▶ Directions for this task
Count how many lines below contain the word "JSON", then give that number alone.

▶ Records for processing

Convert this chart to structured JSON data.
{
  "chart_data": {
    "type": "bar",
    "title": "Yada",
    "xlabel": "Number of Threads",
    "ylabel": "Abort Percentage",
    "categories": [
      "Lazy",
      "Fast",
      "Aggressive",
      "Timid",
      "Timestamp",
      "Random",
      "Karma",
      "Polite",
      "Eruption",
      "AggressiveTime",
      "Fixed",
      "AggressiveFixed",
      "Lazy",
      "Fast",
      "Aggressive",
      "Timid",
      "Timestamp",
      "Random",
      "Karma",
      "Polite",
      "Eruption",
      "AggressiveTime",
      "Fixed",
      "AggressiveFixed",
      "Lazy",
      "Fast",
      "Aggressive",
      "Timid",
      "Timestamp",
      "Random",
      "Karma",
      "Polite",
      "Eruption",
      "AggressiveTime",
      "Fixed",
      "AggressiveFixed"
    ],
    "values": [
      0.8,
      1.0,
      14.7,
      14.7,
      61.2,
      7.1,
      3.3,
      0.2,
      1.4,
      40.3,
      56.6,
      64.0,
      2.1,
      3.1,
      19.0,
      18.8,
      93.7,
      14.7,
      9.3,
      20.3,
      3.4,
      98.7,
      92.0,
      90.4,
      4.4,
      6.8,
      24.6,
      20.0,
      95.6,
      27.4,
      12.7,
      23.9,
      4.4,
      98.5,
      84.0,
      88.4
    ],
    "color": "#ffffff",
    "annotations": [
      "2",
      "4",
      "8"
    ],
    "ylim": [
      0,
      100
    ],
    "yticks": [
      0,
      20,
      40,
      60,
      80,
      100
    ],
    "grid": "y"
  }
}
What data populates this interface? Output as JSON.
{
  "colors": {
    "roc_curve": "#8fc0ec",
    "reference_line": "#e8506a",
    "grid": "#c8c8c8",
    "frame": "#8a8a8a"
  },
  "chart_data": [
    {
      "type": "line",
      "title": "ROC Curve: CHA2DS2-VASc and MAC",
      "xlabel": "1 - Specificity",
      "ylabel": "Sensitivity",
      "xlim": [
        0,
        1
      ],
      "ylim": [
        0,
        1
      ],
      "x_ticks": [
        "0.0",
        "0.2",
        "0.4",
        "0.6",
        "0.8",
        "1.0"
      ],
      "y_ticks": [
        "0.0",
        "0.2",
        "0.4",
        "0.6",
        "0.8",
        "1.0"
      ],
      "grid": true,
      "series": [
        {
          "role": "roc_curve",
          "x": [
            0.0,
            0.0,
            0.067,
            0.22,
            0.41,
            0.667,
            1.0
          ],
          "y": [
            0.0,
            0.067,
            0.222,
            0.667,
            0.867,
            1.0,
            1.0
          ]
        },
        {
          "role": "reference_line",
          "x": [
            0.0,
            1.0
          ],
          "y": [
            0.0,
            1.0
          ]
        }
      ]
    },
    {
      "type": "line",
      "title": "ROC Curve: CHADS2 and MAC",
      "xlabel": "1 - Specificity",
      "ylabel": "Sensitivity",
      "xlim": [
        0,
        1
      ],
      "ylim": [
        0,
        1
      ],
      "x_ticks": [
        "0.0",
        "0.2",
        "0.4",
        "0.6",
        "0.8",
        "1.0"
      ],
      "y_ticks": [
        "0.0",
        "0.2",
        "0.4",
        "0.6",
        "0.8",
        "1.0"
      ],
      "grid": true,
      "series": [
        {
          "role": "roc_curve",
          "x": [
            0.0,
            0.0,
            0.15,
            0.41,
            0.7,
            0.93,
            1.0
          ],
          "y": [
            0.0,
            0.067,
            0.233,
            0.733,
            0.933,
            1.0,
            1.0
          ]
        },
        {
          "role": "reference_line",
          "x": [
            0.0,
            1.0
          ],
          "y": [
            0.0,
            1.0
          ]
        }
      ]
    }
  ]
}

▶ Correct result
2